▸ Problem details: Using the data beneath, show every line that includes the word "over".

Collection entries:

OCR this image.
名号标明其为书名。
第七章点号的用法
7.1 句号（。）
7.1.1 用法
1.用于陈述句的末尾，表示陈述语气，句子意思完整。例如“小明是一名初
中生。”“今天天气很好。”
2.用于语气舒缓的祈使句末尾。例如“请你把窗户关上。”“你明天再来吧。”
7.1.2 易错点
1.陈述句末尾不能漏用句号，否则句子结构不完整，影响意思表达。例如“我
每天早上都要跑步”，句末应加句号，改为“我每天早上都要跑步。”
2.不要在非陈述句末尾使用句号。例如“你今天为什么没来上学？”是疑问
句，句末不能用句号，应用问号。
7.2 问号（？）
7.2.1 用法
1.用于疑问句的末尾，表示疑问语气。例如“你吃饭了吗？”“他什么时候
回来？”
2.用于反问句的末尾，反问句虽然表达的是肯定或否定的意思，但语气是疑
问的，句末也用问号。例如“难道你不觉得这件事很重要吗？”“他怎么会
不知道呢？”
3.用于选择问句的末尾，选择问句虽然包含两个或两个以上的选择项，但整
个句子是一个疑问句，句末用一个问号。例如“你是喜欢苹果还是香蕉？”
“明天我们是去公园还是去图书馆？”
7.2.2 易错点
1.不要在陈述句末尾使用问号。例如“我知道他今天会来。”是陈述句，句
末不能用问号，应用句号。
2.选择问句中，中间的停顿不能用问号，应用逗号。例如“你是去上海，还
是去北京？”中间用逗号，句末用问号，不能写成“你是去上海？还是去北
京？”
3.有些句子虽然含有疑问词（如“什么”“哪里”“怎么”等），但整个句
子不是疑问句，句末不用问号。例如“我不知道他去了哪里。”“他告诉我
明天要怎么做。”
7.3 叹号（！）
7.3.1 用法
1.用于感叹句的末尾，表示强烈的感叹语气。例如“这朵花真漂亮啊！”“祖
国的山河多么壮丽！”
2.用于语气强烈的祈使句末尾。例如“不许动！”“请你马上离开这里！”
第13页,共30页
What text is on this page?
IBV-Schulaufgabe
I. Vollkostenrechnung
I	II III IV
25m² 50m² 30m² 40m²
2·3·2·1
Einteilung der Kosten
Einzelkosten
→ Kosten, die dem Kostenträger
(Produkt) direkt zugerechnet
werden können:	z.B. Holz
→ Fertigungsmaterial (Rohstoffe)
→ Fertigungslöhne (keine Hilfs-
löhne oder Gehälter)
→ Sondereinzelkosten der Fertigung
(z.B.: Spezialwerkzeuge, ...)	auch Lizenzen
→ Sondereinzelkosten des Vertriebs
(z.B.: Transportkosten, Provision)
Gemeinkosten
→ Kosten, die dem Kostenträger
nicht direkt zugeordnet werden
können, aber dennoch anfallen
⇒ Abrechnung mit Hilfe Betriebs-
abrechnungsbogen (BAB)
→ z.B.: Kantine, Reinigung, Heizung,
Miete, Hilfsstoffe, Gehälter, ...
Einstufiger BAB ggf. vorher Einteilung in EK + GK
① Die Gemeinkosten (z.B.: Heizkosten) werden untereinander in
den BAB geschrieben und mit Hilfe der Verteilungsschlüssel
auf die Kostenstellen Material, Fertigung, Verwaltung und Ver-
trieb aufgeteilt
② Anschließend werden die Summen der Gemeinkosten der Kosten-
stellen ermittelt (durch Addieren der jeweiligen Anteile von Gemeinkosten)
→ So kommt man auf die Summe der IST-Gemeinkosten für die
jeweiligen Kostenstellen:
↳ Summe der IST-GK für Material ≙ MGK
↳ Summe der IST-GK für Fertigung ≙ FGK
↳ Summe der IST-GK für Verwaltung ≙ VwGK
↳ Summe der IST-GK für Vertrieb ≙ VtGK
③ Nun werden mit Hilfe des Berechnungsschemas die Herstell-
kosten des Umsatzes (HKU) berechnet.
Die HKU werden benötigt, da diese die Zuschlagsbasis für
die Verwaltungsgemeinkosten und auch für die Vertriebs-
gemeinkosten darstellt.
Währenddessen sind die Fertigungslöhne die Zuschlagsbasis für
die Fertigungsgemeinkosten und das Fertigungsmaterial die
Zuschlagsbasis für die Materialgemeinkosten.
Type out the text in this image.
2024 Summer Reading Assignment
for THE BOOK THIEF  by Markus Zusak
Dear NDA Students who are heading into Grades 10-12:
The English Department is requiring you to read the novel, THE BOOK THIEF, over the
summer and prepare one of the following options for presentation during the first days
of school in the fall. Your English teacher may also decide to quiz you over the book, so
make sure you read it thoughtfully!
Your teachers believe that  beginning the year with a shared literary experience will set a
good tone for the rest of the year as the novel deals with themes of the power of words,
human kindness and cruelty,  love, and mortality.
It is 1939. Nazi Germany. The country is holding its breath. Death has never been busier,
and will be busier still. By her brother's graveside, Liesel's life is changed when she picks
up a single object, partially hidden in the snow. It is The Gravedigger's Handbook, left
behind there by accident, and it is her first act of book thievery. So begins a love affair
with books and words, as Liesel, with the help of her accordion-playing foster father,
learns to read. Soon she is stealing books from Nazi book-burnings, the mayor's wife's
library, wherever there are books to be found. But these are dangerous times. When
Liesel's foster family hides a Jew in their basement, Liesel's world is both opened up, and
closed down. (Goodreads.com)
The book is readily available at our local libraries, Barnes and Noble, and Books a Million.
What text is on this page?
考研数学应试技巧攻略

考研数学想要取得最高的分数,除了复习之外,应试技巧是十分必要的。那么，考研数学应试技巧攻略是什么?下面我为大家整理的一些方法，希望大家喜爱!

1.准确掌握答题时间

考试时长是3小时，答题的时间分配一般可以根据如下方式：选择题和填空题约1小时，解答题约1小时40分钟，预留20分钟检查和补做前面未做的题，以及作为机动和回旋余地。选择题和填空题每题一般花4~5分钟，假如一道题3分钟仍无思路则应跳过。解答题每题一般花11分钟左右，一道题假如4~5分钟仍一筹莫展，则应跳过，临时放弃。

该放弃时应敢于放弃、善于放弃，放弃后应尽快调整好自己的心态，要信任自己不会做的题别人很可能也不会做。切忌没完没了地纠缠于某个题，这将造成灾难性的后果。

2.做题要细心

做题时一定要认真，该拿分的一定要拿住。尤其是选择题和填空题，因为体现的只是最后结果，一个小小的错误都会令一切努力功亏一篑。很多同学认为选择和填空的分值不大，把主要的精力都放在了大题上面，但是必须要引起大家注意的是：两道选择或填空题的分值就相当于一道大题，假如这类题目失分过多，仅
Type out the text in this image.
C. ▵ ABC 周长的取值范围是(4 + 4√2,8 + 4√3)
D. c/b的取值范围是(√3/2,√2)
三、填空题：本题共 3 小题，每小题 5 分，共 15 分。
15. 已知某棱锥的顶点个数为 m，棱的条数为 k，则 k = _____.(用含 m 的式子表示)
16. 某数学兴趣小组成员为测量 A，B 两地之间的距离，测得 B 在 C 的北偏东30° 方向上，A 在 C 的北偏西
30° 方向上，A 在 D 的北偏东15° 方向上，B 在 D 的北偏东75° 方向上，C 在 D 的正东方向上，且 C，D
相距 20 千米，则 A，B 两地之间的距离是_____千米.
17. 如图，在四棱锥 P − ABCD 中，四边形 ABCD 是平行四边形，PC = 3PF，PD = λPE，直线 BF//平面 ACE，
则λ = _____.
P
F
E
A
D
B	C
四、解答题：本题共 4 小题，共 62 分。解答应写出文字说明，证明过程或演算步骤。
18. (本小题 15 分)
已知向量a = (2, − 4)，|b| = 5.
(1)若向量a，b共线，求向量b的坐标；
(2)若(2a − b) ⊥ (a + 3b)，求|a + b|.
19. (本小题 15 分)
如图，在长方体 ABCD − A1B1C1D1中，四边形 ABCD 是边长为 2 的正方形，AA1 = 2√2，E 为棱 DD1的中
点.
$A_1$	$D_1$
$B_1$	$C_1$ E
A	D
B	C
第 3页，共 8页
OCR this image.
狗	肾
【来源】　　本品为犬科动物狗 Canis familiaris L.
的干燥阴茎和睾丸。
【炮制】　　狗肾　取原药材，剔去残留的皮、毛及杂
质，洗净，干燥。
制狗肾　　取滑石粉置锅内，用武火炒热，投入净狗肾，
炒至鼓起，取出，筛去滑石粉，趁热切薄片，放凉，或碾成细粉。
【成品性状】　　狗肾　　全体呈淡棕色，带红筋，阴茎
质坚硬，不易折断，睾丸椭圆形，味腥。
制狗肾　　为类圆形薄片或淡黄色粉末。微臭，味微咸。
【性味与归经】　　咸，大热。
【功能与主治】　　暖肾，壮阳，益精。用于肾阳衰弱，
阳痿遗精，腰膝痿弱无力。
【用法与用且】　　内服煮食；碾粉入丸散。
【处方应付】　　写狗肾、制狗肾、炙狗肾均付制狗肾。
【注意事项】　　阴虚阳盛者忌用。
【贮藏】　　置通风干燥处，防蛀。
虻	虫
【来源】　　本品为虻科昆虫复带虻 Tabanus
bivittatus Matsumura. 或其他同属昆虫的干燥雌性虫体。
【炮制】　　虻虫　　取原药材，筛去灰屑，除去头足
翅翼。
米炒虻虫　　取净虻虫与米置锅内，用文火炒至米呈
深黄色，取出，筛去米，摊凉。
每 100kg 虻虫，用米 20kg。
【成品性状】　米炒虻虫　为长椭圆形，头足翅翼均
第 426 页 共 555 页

▸ Final result:
The English Department is requiring you to read the novel, THE BOOK THIEF, over the
of school in the fall. Your English teacher may also decide to quiz you over the book, so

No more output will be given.